— Objective —
Look through the data below. Show each line where the string "paprsky" occurs.

— Data provided —
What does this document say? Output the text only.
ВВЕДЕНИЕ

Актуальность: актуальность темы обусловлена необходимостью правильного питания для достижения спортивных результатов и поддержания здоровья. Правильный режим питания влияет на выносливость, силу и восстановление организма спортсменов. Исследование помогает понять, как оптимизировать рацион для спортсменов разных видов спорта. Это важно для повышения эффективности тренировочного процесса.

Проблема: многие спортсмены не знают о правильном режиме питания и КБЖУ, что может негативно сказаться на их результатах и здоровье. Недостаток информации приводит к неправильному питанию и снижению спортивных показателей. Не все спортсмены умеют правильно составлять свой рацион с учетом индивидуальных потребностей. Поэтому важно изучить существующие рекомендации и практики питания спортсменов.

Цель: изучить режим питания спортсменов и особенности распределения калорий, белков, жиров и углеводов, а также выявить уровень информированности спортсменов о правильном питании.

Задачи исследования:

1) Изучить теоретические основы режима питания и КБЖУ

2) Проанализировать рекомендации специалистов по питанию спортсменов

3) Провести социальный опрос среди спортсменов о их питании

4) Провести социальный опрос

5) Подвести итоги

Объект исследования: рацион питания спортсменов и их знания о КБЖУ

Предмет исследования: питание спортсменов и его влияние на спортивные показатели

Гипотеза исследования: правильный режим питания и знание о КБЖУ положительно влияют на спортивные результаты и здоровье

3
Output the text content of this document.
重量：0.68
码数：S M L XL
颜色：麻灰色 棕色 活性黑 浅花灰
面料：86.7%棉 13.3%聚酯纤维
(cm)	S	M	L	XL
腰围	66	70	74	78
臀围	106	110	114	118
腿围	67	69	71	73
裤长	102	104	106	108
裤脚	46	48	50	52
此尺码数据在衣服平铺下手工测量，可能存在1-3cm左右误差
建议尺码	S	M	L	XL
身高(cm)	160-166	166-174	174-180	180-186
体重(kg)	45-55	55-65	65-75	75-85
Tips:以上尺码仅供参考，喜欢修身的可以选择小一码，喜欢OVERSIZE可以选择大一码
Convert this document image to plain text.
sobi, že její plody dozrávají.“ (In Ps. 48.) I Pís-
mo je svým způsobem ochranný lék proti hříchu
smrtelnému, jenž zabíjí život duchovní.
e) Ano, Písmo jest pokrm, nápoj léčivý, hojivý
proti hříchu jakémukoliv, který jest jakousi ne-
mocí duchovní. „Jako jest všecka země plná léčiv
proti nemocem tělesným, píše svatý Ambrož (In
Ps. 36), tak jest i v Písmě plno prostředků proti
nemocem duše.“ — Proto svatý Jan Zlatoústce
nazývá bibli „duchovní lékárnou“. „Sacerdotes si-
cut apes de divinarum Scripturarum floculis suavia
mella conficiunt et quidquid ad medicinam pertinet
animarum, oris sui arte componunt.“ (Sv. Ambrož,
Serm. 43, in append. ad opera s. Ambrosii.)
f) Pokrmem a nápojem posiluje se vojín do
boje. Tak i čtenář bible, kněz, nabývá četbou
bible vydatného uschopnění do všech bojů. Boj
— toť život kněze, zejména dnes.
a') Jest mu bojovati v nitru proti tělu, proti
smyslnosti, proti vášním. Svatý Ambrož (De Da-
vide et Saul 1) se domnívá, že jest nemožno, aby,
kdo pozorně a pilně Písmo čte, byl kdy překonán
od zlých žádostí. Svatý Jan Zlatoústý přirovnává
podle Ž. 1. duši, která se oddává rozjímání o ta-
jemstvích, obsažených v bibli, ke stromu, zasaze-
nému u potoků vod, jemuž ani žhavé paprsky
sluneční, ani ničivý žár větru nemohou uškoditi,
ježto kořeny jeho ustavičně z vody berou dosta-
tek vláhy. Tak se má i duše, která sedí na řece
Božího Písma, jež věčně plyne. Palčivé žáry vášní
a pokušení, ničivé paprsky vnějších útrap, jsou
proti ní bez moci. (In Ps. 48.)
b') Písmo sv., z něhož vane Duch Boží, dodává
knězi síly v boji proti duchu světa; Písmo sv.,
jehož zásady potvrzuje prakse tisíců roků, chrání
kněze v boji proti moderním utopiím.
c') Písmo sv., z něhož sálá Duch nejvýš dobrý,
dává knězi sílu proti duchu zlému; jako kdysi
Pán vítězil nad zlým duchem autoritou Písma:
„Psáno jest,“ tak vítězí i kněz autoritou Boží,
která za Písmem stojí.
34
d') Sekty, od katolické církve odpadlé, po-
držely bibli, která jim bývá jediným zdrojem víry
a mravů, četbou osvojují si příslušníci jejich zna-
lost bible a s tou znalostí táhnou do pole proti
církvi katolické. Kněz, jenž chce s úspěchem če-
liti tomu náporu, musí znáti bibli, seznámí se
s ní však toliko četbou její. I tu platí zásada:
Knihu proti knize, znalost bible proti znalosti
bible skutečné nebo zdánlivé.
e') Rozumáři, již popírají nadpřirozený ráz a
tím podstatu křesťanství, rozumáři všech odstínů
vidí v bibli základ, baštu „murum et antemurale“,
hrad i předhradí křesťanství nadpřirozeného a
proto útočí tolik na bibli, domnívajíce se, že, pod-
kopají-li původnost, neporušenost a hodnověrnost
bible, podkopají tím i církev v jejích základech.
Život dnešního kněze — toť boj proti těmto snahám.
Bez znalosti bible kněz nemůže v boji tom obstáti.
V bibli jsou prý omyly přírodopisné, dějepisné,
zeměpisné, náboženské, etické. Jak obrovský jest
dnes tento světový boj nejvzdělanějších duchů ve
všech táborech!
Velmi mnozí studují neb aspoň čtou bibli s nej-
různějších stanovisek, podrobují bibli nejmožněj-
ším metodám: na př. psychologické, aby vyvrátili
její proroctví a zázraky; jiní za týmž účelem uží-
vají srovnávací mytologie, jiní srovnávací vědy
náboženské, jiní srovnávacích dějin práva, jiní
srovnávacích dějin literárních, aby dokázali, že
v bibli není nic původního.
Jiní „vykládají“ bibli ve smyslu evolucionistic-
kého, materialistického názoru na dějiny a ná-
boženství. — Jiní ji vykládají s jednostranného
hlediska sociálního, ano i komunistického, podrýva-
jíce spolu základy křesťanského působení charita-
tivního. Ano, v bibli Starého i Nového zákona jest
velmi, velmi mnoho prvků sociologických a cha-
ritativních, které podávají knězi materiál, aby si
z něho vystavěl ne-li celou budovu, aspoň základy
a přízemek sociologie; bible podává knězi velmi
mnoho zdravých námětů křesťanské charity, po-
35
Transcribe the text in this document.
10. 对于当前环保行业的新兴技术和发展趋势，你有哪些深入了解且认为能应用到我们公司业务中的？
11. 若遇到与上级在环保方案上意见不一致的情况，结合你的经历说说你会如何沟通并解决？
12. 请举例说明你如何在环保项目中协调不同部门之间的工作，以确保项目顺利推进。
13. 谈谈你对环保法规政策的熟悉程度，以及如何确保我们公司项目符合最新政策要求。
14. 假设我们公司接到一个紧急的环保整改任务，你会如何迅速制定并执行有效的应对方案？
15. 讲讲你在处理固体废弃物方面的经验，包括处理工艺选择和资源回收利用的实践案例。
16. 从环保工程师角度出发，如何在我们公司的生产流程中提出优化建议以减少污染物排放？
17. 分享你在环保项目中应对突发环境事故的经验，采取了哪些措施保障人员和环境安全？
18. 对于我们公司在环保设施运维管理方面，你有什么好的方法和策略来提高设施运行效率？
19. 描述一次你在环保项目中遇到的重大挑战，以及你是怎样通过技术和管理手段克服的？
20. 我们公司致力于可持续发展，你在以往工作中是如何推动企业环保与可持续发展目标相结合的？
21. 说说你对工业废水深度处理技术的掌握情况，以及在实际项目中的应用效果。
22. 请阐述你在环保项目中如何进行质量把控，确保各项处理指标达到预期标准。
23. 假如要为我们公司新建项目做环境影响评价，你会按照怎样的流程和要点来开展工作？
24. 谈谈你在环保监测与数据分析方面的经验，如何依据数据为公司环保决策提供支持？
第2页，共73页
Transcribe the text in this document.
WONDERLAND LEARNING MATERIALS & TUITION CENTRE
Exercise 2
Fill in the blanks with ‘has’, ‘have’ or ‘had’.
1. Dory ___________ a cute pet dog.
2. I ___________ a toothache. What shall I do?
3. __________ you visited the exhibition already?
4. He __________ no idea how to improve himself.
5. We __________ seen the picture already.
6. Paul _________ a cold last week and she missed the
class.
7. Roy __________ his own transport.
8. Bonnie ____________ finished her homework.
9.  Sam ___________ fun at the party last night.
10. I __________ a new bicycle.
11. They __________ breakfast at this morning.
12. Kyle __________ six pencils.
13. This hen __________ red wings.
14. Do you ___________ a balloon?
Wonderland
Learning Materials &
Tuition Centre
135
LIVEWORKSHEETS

— Written answer —
nému u potoků vod, jemuž ani žhavé paprsky
a pokušení, ničivé paprsky vnějších útrap, jsou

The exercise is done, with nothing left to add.